◆ Records from a collection of figures ◆
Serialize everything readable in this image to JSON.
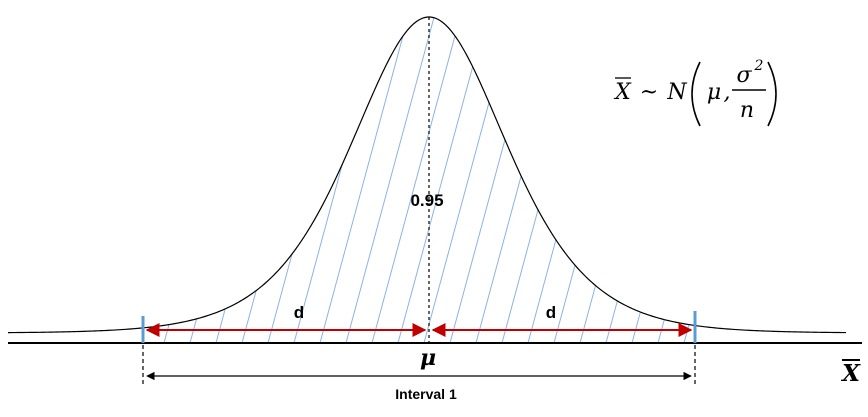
{
  "diagram": {
    "formula": {
      "lhs": "X",
      "tilde": "~",
      "dist": "N",
      "mu": "μ",
      "comma": ",",
      "numerator_base": "σ",
      "numerator_exp": "2",
      "denominator": "n"
    },
    "area_label": "0.95",
    "left_distance_label": "d",
    "right_distance_label": "d",
    "mean_label": "μ",
    "axis_label": "X",
    "interval_label": "Interval 1"
  },
  "colors": {
    "curve": "#000000",
    "hatch": "#8db3e2",
    "bound": "#5b9bd5",
    "arrow": "#c00000",
    "text": "#000000"
  }
}
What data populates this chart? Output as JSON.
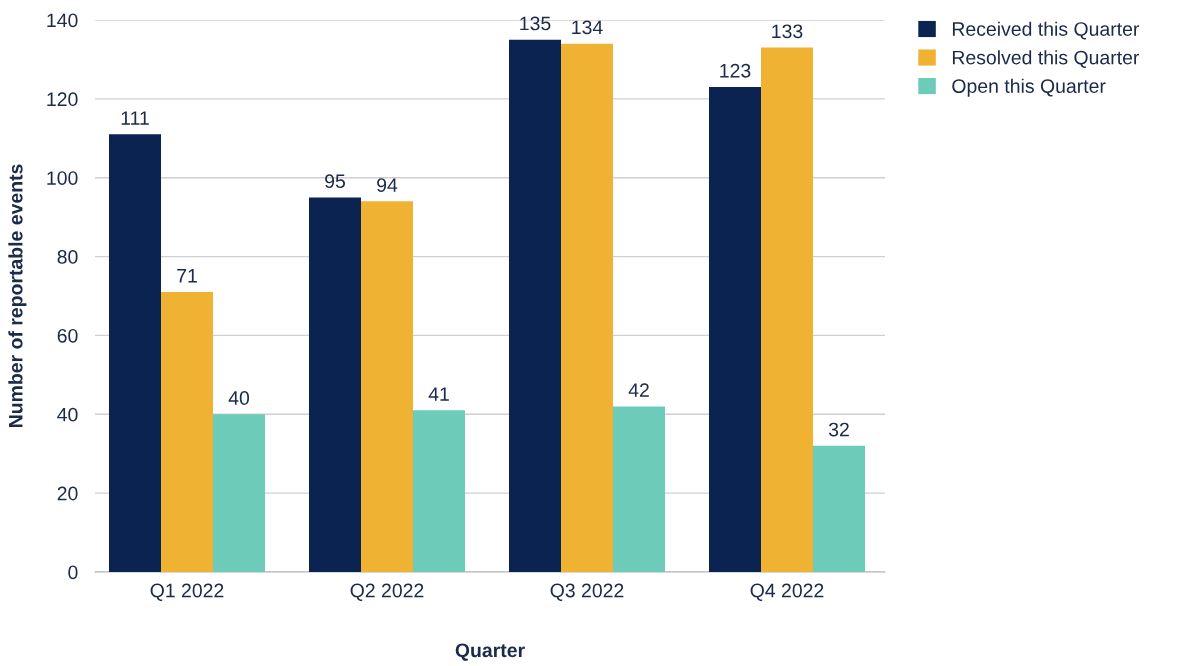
{
  "chart_data": {
    "type": "bar",
    "xlabel": "Quarter",
    "ylabel": "Number of reportable events",
    "categories": [
      "Q1 2022",
      "Q2 2022",
      "Q3 2022",
      "Q4 2022"
    ],
    "series": [
      {
        "name": "Received this Quarter",
        "color": "#0b2350",
        "values": [
          111,
          95,
          135,
          123
        ]
      },
      {
        "name": "Resolved this Quarter",
        "color": "#f0b232",
        "values": [
          71,
          94,
          134,
          133
        ]
      },
      {
        "name": "Open this Quarter",
        "color": "#6ccbb9",
        "values": [
          40,
          41,
          42,
          32
        ]
      }
    ],
    "ylim": [
      0,
      140
    ],
    "yticks": [
      0,
      20,
      40,
      60,
      80,
      100,
      120,
      140
    ],
    "grid": "y",
    "legend": "top right",
    "data_labels": true
  }
}
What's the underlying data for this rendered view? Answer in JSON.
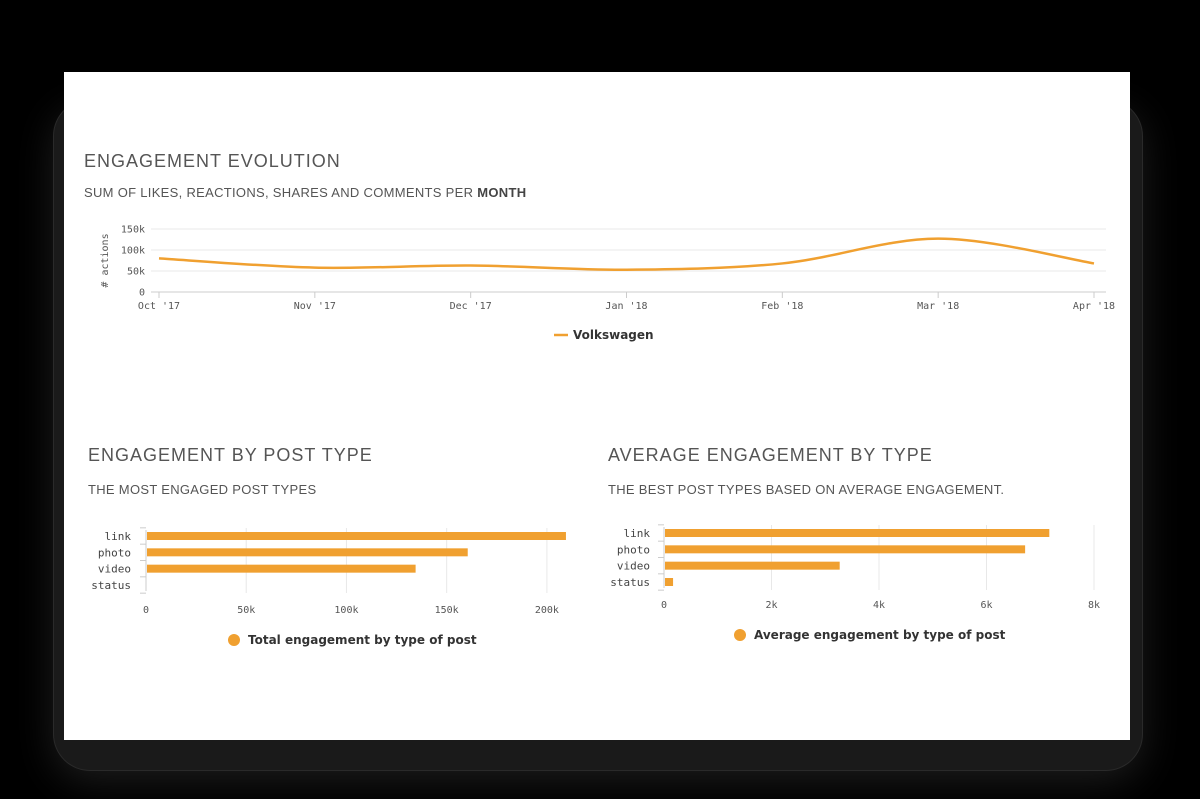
{
  "colors": {
    "series": "#F0A030",
    "grid": "#E8E8E8",
    "axis": "#CCCCCC"
  },
  "sections": {
    "evolution": {
      "title": "ENGAGEMENT EVOLUTION",
      "subtitle_prefix": "SUM OF LIKES, REACTIONS, SHARES AND COMMENTS PER",
      "subtitle_bold": "MONTH"
    },
    "post_type": {
      "title": "ENGAGEMENT BY POST TYPE",
      "subtitle": "THE MOST ENGAGED POST TYPES"
    },
    "avg_type": {
      "title": "AVERAGE ENGAGEMENT BY TYPE",
      "subtitle": "THE BEST POST TYPES BASED ON AVERAGE ENGAGEMENT."
    }
  },
  "chart_data": [
    {
      "type": "line",
      "ylabel": "# actions",
      "ylim": [
        0,
        150000
      ],
      "y_ticks": [
        0,
        50000,
        100000,
        150000
      ],
      "y_tick_labels": [
        "0",
        "50k",
        "100k",
        "150k"
      ],
      "x_tick_labels": [
        "Oct '17",
        "Nov '17",
        "Dec '17",
        "Jan '18",
        "Feb '18",
        "Mar '18",
        "Apr '18"
      ],
      "x": [
        "Oct '17",
        "Nov '17",
        "Dec '17",
        "Jan '18",
        "Feb '18",
        "Mar '18",
        "Apr '18"
      ],
      "series": [
        {
          "name": "Volkswagen",
          "values": [
            80000,
            58000,
            63000,
            53000,
            68000,
            127000,
            68000
          ]
        }
      ],
      "grid": true,
      "legend": "bottom-center"
    },
    {
      "type": "bar",
      "orientation": "horizontal",
      "categories": [
        "link",
        "photo",
        "video",
        "status"
      ],
      "series": [
        {
          "name": "Total engagement by type of post",
          "values": [
            209000,
            160000,
            134000,
            0
          ]
        }
      ],
      "xlim": [
        0,
        220000
      ],
      "x_ticks": [
        0,
        50000,
        100000,
        150000,
        200000
      ],
      "x_tick_labels": [
        "0",
        "50k",
        "100k",
        "150k",
        "200k"
      ],
      "grid": true,
      "legend": "bottom-center"
    },
    {
      "type": "bar",
      "orientation": "horizontal",
      "categories": [
        "link",
        "photo",
        "video",
        "status"
      ],
      "series": [
        {
          "name": "Average engagement by type of post",
          "values": [
            7150,
            6700,
            3250,
            150
          ]
        }
      ],
      "xlim": [
        0,
        8000
      ],
      "x_ticks": [
        0,
        2000,
        4000,
        6000,
        8000
      ],
      "x_tick_labels": [
        "0",
        "2k",
        "4k",
        "6k",
        "8k"
      ],
      "grid": true,
      "legend": "bottom-center"
    }
  ]
}
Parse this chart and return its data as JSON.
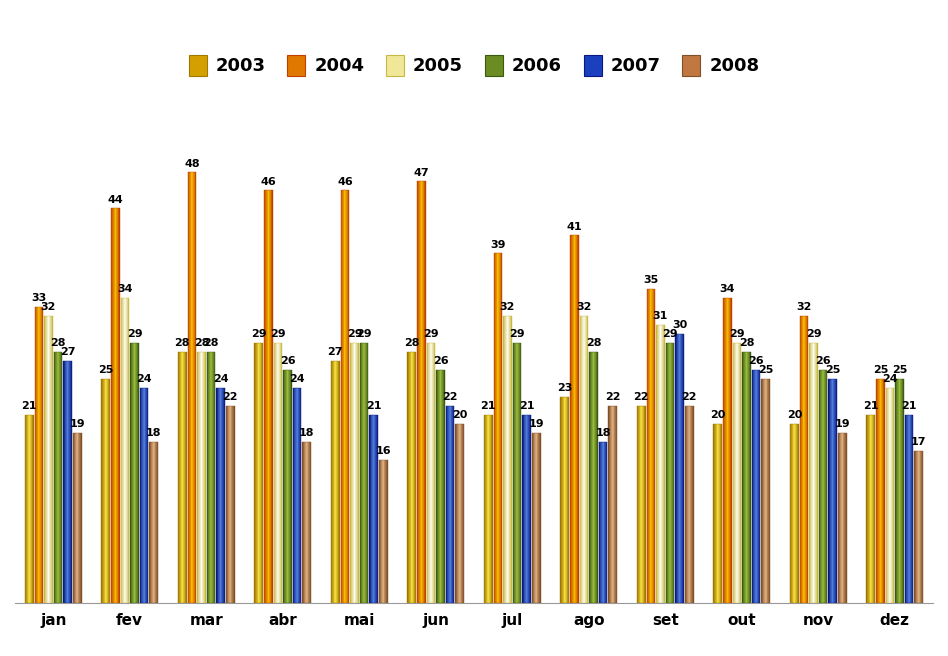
{
  "months": [
    "jan",
    "fev",
    "mar",
    "abr",
    "mai",
    "jun",
    "jul",
    "ago",
    "set",
    "out",
    "nov",
    "dez"
  ],
  "series": {
    "2003": [
      21,
      25,
      28,
      29,
      27,
      28,
      21,
      23,
      22,
      20,
      20,
      21
    ],
    "2004": [
      33,
      44,
      48,
      46,
      46,
      47,
      39,
      41,
      35,
      34,
      32,
      25
    ],
    "2005": [
      32,
      34,
      28,
      29,
      29,
      29,
      32,
      32,
      31,
      29,
      29,
      24
    ],
    "2006": [
      28,
      29,
      28,
      26,
      29,
      26,
      29,
      28,
      29,
      28,
      26,
      25
    ],
    "2007": [
      27,
      24,
      24,
      24,
      21,
      22,
      21,
      18,
      30,
      26,
      25,
      21
    ],
    "2008": [
      19,
      18,
      22,
      18,
      16,
      20,
      19,
      22,
      22,
      25,
      19,
      17
    ]
  },
  "years": [
    "2003",
    "2004",
    "2005",
    "2006",
    "2007",
    "2008"
  ],
  "year_main_colors": {
    "2003": "#D4A000",
    "2004": "#E07800",
    "2005": "#F0E898",
    "2006": "#6B8C22",
    "2007": "#1A40C0",
    "2008": "#C07840"
  },
  "year_light_colors": {
    "2003": "#F8E040",
    "2004": "#F8C000",
    "2005": "#FFFFF8",
    "2006": "#A0C040",
    "2007": "#5080E0",
    "2008": "#E0B080"
  },
  "year_dark_colors": {
    "2003": "#A07800",
    "2004": "#C04000",
    "2005": "#C8B840",
    "2006": "#3A5A10",
    "2007": "#0A1880",
    "2008": "#805028"
  },
  "legend_main_colors": {
    "2003": "#D4A000",
    "2004": "#E07800",
    "2005": "#F0E080",
    "2006": "#6B8C22",
    "2007": "#1A40C0",
    "2008": "#C07840"
  },
  "background_color": "#FFFFFF",
  "ylim": [
    0,
    55
  ],
  "label_fontsize": 8,
  "axis_fontsize": 11
}
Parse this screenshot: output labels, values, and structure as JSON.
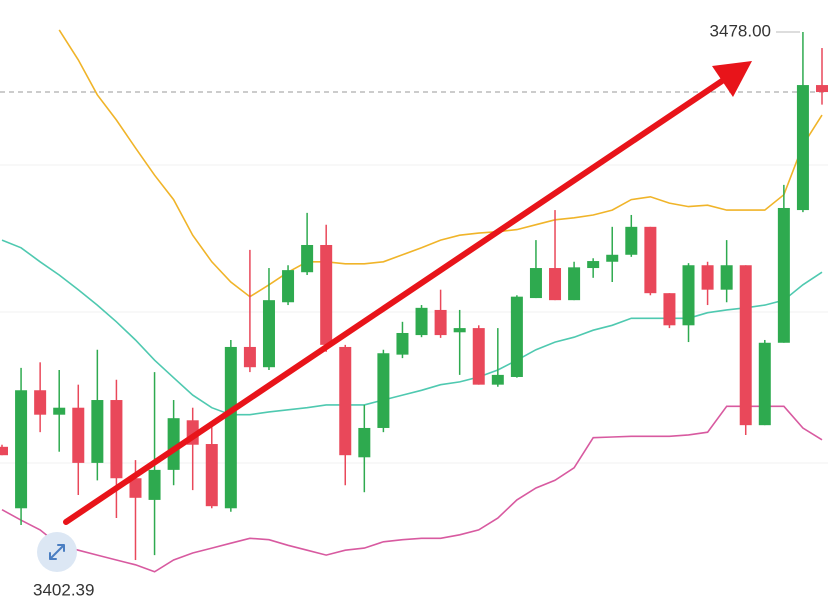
{
  "chart_data": {
    "type": "candlestick",
    "max_label": "3478.00",
    "min_label": "3402.39",
    "ylim": [
      3396.38,
      3482.58
    ],
    "up_color": "#2eaa4f",
    "down_color": "#e9485a",
    "open": [
      3418.6,
      3409.8,
      3426.7,
      3423.2,
      3424.2,
      3416.3,
      3425.3,
      3414.1,
      3411.0,
      3415.3,
      3422.4,
      3419.0,
      3409.8,
      3432.9,
      3430.0,
      3439.3,
      3443.6,
      3447.5,
      3432.9,
      3417.1,
      3421.3,
      3431.8,
      3434.6,
      3438.2,
      3435.0,
      3435.6,
      3427.5,
      3428.6,
      3439.9,
      3444.2,
      3439.6,
      3444.2,
      3445.1,
      3446.1,
      3450.1,
      3440.6,
      3436.0,
      3444.6,
      3441.1,
      3444.6,
      3421.7,
      3433.5,
      3452.5,
      3470.4
    ],
    "high": [
      3418.9,
      3429.9,
      3430.7,
      3429.6,
      3427.5,
      3432.5,
      3428.2,
      3416.7,
      3429.3,
      3425.3,
      3424.2,
      3421.7,
      3433.9,
      3446.8,
      3444.2,
      3444.6,
      3452.1,
      3450.4,
      3433.2,
      3424.6,
      3432.5,
      3436.5,
      3438.9,
      3441.1,
      3438.2,
      3436.0,
      3435.6,
      3440.3,
      3448.2,
      3452.5,
      3445.1,
      3445.6,
      3450.1,
      3451.8,
      3450.1,
      3440.6,
      3444.9,
      3445.1,
      3448.2,
      3444.6,
      3433.9,
      3456.1,
      3478.0,
      3475.7
    ],
    "low": [
      3417.4,
      3407.4,
      3420.7,
      3417.9,
      3411.7,
      3413.8,
      3408.4,
      3402.39,
      3403.1,
      3413.1,
      3412.4,
      3409.8,
      3409.3,
      3429.3,
      3429.6,
      3438.9,
      3443.2,
      3432.2,
      3413.1,
      3412.1,
      3420.7,
      3431.3,
      3434.3,
      3434.2,
      3428.9,
      3427.5,
      3427.2,
      3428.5,
      3439.9,
      3439.6,
      3439.6,
      3442.8,
      3442.2,
      3445.8,
      3440.3,
      3435.6,
      3433.6,
      3438.9,
      3439.3,
      3420.3,
      3421.7,
      3433.5,
      3452.2,
      3467.6
    ],
    "close": [
      3417.4,
      3426.7,
      3423.2,
      3424.2,
      3416.3,
      3425.3,
      3414.1,
      3411.3,
      3415.3,
      3422.7,
      3418.9,
      3410.1,
      3432.9,
      3430.0,
      3439.6,
      3443.9,
      3447.5,
      3433.2,
      3417.4,
      3421.3,
      3432.0,
      3434.9,
      3438.5,
      3434.6,
      3435.6,
      3427.5,
      3428.9,
      3440.1,
      3444.2,
      3439.6,
      3444.3,
      3445.2,
      3446.1,
      3450.1,
      3440.6,
      3436.0,
      3444.6,
      3441.1,
      3444.6,
      3421.7,
      3433.5,
      3452.8,
      3470.4,
      3469.4
    ],
    "lines": [
      {
        "color": "#f0b429",
        "values": [
          null,
          null,
          null,
          3478.3,
          3474.0,
          3469.0,
          3465.4,
          3461.4,
          3457.5,
          3454.0,
          3448.9,
          3445.1,
          3442.2,
          3440.1,
          3441.8,
          3443.6,
          3445.1,
          3445.1,
          3444.8,
          3444.8,
          3445.1,
          3446.1,
          3447.1,
          3448.2,
          3448.9,
          3449.2,
          3449.4,
          3449.7,
          3450.4,
          3451.1,
          3451.4,
          3451.8,
          3452.5,
          3454.0,
          3454.4,
          3453.5,
          3453.0,
          3453.2,
          3452.5,
          3452.5,
          3452.5,
          3454.7,
          3461.8,
          3466.1
        ]
      },
      {
        "color": "#4fc9b0",
        "values": [
          3448.2,
          3447.1,
          3445.1,
          3443.2,
          3441.1,
          3438.9,
          3436.5,
          3433.9,
          3431.0,
          3428.5,
          3426.0,
          3424.2,
          3423.2,
          3423.2,
          3423.6,
          3423.9,
          3424.2,
          3424.6,
          3424.6,
          3424.6,
          3425.3,
          3426.0,
          3426.7,
          3427.5,
          3427.9,
          3428.6,
          3429.6,
          3431.0,
          3432.5,
          3433.6,
          3434.3,
          3435.3,
          3436.0,
          3437.0,
          3437.0,
          3437.0,
          3437.0,
          3437.8,
          3438.2,
          3438.5,
          3438.9,
          3439.6,
          3441.8,
          3443.6
        ]
      },
      {
        "color": "#d85aa0",
        "values": [
          3409.6,
          3408.1,
          3406.7,
          3404.5,
          3403.8,
          3403.1,
          3402.4,
          3401.7,
          3400.7,
          3402.4,
          3403.4,
          3404.1,
          3404.8,
          3405.5,
          3405.3,
          3404.5,
          3403.8,
          3403.1,
          3403.8,
          3404.1,
          3405.0,
          3405.3,
          3405.5,
          3405.5,
          3406.0,
          3406.7,
          3408.4,
          3411.0,
          3412.7,
          3413.8,
          3415.6,
          3419.9,
          3420.0,
          3420.1,
          3420.1,
          3420.1,
          3420.3,
          3420.7,
          3424.4,
          3424.4,
          3424.4,
          3424.4,
          3421.3,
          3419.6
        ]
      }
    ]
  }
}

◆ EXERCISE PROMPT ◆
Scan the material above for the string "Quarter" and return the lines that hold it.

◆ OUTPUT FOR THIS EXERCISE ◆
    "xlabel": "Quarter",
        "name": "Received this Quarter",
        "name": "Resolved this Quarter",
        "name": "Open this Quarter",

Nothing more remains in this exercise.